======== Given data

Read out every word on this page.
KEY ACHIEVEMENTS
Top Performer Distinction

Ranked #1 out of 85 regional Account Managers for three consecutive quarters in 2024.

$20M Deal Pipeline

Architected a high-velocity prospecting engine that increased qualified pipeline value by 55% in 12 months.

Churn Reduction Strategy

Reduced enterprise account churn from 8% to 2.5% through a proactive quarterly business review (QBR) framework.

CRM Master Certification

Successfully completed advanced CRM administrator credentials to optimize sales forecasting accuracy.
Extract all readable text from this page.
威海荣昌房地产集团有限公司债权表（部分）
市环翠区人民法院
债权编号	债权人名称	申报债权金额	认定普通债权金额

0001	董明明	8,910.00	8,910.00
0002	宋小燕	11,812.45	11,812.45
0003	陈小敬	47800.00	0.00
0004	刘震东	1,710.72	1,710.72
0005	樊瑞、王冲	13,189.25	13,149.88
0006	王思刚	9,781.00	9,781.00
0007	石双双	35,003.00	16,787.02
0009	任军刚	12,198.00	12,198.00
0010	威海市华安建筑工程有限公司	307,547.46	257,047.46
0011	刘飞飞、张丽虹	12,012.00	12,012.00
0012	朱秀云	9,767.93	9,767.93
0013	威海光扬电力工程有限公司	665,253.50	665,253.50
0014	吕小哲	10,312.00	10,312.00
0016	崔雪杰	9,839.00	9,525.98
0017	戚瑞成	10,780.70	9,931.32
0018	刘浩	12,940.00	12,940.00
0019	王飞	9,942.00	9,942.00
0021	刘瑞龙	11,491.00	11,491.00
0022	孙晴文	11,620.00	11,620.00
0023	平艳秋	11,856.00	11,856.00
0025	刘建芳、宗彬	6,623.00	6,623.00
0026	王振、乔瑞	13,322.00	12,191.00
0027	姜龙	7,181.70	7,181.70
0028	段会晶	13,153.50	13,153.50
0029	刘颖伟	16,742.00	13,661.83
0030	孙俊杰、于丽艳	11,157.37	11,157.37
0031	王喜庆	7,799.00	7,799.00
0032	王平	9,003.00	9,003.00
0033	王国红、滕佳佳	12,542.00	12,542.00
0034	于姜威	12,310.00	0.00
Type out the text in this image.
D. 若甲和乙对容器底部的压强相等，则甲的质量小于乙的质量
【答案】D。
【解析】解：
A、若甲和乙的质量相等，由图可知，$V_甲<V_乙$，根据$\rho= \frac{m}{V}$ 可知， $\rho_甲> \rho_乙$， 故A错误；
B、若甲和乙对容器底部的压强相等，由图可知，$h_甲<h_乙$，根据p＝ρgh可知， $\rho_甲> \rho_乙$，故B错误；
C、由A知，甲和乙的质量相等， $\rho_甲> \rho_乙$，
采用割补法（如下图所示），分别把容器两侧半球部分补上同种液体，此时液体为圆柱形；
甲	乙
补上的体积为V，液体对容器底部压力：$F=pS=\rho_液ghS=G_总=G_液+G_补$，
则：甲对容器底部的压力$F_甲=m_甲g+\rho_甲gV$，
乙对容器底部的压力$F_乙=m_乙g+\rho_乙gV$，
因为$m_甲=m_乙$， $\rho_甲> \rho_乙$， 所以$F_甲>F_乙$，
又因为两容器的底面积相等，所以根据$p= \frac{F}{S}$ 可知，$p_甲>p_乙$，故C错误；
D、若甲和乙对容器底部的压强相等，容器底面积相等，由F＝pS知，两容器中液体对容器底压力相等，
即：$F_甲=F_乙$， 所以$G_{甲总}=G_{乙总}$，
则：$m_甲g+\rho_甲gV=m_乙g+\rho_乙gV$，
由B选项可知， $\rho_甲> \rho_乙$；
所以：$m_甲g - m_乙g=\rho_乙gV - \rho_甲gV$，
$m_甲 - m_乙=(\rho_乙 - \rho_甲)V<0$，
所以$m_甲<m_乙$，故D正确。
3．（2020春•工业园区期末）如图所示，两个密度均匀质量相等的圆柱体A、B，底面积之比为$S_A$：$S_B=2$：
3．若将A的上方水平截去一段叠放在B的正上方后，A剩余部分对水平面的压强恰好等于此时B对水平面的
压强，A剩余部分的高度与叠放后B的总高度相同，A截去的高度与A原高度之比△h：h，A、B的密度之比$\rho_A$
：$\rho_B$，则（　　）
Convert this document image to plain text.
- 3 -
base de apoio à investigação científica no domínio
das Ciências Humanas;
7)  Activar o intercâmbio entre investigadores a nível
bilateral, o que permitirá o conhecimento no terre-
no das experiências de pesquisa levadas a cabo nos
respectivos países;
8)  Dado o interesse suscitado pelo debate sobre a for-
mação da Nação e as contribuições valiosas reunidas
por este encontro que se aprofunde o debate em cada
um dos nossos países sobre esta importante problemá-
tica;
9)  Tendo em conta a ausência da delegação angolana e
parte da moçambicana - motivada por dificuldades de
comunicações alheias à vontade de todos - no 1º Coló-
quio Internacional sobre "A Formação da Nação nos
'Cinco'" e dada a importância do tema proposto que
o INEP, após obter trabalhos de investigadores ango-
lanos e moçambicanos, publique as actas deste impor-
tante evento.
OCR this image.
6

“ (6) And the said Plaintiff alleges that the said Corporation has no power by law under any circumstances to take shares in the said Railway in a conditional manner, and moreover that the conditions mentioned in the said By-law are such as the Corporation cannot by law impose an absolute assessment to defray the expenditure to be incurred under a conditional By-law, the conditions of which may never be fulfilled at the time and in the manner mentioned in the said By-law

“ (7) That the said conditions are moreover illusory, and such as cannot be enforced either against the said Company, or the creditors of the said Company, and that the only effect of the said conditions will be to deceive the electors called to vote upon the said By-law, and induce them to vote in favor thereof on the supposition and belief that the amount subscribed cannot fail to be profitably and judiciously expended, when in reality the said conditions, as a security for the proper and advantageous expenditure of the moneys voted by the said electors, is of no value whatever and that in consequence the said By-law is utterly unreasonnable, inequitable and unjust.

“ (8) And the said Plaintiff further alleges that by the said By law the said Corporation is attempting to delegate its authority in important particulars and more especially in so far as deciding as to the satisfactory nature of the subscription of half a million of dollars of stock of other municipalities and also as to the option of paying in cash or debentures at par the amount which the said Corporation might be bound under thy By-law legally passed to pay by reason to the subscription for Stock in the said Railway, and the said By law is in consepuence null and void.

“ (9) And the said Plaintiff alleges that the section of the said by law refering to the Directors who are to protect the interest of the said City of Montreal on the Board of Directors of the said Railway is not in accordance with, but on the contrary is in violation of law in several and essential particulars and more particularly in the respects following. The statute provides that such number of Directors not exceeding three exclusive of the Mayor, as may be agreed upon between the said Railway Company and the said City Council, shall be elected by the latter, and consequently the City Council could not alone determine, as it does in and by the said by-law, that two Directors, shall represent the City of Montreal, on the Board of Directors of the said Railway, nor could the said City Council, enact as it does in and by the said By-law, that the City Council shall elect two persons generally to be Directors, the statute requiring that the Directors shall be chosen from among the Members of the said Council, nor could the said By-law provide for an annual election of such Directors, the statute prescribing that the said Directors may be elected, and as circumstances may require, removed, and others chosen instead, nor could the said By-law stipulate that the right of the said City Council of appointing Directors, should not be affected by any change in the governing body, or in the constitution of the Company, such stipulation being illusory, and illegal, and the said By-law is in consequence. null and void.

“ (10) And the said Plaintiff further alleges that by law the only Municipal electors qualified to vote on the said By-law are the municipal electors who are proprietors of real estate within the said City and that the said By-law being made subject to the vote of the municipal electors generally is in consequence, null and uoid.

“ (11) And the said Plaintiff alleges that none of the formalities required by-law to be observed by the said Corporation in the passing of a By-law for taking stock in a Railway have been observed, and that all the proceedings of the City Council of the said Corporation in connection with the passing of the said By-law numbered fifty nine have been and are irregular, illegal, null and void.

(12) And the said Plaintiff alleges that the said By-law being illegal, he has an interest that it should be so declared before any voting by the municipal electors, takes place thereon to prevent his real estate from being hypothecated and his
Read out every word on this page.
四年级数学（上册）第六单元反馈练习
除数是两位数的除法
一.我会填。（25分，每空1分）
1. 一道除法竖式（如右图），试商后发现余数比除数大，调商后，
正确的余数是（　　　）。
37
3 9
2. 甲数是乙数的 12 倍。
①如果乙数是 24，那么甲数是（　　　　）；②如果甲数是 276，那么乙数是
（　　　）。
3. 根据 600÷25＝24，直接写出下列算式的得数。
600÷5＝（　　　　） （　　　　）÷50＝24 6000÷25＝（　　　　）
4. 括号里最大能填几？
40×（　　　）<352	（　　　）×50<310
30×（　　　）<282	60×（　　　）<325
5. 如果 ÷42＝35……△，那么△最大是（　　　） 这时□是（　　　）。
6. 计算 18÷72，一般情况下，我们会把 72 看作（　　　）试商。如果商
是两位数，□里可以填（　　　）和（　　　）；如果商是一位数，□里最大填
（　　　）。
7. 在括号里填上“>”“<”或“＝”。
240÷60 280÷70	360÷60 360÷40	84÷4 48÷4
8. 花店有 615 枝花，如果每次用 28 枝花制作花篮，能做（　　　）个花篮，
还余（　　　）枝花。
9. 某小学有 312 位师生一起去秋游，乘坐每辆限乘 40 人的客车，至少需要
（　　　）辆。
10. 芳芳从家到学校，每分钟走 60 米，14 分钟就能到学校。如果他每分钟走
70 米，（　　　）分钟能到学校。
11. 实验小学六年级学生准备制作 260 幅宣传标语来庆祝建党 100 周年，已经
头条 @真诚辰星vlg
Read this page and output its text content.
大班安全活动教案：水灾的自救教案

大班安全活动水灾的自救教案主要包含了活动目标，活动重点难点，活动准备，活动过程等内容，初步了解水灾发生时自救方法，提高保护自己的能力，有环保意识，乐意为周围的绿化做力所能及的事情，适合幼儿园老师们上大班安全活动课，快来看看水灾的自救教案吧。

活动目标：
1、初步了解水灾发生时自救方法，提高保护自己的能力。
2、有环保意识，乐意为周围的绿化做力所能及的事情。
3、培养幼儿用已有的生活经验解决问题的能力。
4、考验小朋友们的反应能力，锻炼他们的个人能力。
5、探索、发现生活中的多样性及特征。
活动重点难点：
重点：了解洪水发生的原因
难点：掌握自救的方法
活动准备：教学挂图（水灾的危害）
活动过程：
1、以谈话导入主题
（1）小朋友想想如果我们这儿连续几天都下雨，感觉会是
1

================

### [What is asked]
Copy every line from the records above that contains the word "有环保意识".

### [Task answer]
大班安全活动水灾的自救教案主要包含了活动目标，活动重点难点，活动准备，活动过程等内容，初步了解水灾发生时自救方法，提高保护自己的能力，有环保意识，乐意为周围的绿化做力所能及的事情，适合幼儿园老师们上大班安全活动课，快来看看水灾的自救教案吧。
2、有环保意识，乐意为周围的绿化做力所能及的事情。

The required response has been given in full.